## THE REQUEST
Repeat the material below exactly, line for line.

## MATERIAL SHOWN
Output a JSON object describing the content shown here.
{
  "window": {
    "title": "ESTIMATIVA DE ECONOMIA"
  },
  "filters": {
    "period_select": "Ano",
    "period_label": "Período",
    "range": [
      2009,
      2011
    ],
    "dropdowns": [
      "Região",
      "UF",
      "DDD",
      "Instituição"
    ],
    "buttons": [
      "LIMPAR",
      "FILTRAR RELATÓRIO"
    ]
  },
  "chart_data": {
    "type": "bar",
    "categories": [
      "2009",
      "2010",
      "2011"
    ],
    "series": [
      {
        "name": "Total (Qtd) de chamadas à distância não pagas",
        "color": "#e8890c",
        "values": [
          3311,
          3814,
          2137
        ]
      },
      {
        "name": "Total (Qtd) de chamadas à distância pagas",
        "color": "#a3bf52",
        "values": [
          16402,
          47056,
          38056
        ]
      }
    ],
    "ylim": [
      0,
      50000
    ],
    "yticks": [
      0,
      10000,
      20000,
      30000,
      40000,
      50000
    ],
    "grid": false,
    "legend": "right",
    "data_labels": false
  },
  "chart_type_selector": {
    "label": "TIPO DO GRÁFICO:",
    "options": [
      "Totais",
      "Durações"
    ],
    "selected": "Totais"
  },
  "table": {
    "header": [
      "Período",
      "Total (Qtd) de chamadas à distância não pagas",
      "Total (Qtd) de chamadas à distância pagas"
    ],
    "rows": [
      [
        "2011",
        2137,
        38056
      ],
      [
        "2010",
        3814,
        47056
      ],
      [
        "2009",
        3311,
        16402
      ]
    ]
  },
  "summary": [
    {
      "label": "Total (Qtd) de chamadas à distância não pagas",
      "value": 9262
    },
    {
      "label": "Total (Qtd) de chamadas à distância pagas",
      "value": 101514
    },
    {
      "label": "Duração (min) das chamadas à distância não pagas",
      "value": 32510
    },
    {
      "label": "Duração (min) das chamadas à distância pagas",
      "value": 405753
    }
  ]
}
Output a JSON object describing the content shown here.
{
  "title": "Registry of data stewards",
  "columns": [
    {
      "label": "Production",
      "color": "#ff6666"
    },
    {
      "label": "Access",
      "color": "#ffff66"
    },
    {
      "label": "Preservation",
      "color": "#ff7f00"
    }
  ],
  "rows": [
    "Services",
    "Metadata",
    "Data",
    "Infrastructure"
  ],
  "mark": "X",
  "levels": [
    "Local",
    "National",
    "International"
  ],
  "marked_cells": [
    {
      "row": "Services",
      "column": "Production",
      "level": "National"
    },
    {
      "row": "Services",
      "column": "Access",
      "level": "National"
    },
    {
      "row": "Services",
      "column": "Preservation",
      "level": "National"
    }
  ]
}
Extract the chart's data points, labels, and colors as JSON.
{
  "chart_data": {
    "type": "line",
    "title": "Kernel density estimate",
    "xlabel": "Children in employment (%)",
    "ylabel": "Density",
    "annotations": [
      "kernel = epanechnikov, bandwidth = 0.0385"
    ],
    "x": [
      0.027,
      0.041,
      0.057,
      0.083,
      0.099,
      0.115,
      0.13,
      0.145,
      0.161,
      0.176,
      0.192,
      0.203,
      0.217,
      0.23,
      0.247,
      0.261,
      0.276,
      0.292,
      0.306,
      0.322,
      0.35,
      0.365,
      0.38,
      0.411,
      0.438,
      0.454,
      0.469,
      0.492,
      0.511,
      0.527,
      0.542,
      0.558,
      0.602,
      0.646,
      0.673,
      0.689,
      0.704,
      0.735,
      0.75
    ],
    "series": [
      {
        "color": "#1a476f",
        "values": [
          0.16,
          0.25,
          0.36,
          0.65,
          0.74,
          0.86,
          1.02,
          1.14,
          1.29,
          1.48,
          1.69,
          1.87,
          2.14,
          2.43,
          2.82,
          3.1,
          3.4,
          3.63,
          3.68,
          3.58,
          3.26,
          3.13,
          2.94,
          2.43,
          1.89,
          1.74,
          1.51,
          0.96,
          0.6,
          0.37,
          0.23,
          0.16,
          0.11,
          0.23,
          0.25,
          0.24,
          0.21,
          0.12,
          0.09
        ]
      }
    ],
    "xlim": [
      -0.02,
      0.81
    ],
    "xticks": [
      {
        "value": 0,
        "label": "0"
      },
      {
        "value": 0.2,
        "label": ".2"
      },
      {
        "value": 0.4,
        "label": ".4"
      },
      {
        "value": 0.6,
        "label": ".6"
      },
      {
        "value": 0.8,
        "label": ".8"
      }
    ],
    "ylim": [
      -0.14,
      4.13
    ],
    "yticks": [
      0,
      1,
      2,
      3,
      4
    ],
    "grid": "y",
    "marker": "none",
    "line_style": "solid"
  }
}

## TASK SOLUTION
Output a JSON object describing the content shown here.
{
  "window": {
    "title": "ESTIMATIVA DE ECONOMIA"
  },
  "filters": {
    "period_select": "Ano",
    "period_label": "Período",
    "range": [
      2009,
      2011
    ],
    "dropdowns": [
      "Região",
      "UF",
      "DDD",
      "Instituição"
    ],
    "buttons": [
      "LIMPAR",
      "FILTRAR RELATÓRIO"
    ]
  },
  "chart_data": {
    "type": "bar",
    "categories": [
      "2009",
      "2010",
      "2011"
    ],
    "series": [
      {
        "name": "Total (Qtd) de chamadas à distância não pagas",
        "color": "#e8890c",
        "values": [
          3311,
          3814,
          2137
        ]
      },
      {
        "name": "Total (Qtd) de chamadas à distância pagas",
        "color": "#a3bf52",
        "values": [
          16402,
          47056,
          38056
        ]
      }
    ],
    "ylim": [
      0,
      50000
    ],
    "yticks": [
      0,
      10000,
      20000,
      30000,
      40000,
      50000
    ],
    "grid": false,
    "legend": "right",
    "data_labels": false
  },
  "chart_type_selector": {
    "label": "TIPO DO GRÁFICO:",
    "options": [
      "Totais",
      "Durações"
    ],
    "selected": "Totais"
  },
  "table": {
    "header": [
      "Período",
      "Total (Qtd) de chamadas à distância não pagas",
      "Total (Qtd) de chamadas à distância pagas"
    ],
    "rows": [
      [
        "2011",
        2137,
        38056
      ],
      [
        "2010",
        3814,
        47056
      ],
      [
        "2009",
        3311,
        16402
      ]
    ]
  },
  "summary": [
    {
      "label": "Total (Qtd) de chamadas à distância não pagas",
      "value": 9262
    },
    {
      "label": "Total (Qtd) de chamadas à distância pagas",
      "value": 101514
    },
    {
      "label": "Duração (min) das chamadas à distância não pagas",
      "value": 32510
    },
    {
      "label": "Duração (min) das chamadas à distância pagas",
      "value": 405753
    }
  ]
}
Output a JSON object describing the content shown here.
{
  "title": "Registry of data stewards",
  "columns": [
    {
      "label": "Production",
      "color": "#ff6666"
    },
    {
      "label": "Access",
      "color": "#ffff66"
    },
    {
      "label": "Preservation",
      "color": "#ff7f00"
    }
  ],
  "rows": [
    "Services",
    "Metadata",
    "Data",
    "Infrastructure"
  ],
  "mark": "X",
  "levels": [
    "Local",
    "National",
    "International"
  ],
  "marked_cells": [
    {
      "row": "Services",
      "column": "Production",
      "level": "National"
    },
    {
      "row": "Services",
      "column": "Access",
      "level": "National"
    },
    {
      "row": "Services",
      "column": "Preservation",
      "level": "National"
    }
  ]
}
Extract the chart's data points, labels, and colors as JSON.
{
  "chart_data": {
    "type": "line",
    "title": "Kernel density estimate",
    "xlabel": "Children in employment (%)",
    "ylabel": "Density",
    "annotations": [
      "kernel = epanechnikov, bandwidth = 0.0385"
    ],
    "x": [
      0.027,
      0.041,
      0.057,
      0.083,
      0.099,
      0.115,
      0.13,
      0.145,
      0.161,
      0.176,
      0.192,
      0.203,
      0.217,
      0.23,
      0.247,
      0.261,
      0.276,
      0.292,
      0.306,
      0.322,
      0.35,
      0.365,
      0.38,
      0.411,
      0.438,
      0.454,
      0.469,
      0.492,
      0.511,
      0.527,
      0.542,
      0.558,
      0.602,
      0.646,
      0.673,
      0.689,
      0.704,
      0.735,
      0.75
    ],
    "series": [
      {
        "color": "#1a476f",
        "values": [
          0.16,
          0.25,
          0.36,
          0.65,
          0.74,
          0.86,
          1.02,
          1.14,
          1.29,
          1.48,
          1.69,
          1.87,
          2.14,
          2.43,
          2.82,
          3.1,
          3.4,
          3.63,
          3.68,
          3.58,
          3.26,
          3.13,
          2.94,
          2.43,
          1.89,
          1.74,
          1.51,
          0.96,
          0.6,
          0.37,
          0.23,
          0.16,
          0.11,
          0.23,
          0.25,
          0.24,
          0.21,
          0.12,
          0.09
        ]
      }
    ],
    "xlim": [
      -0.02,
      0.81
    ],
    "xticks": [
      {
        "value": 0,
        "label": "0"
      },
      {
        "value": 0.2,
        "label": ".2"
      },
      {
        "value": 0.4,
        "label": ".4"
      },
      {
        "value": 0.6,
        "label": ".6"
      },
      {
        "value": 0.8,
        "label": ".8"
      }
    ],
    "ylim": [
      -0.14,
      4.13
    ],
    "yticks": [
      0,
      1,
      2,
      3,
      4
    ],
    "grid": "y",
    "marker": "none",
    "line_style": "solid"
  }
}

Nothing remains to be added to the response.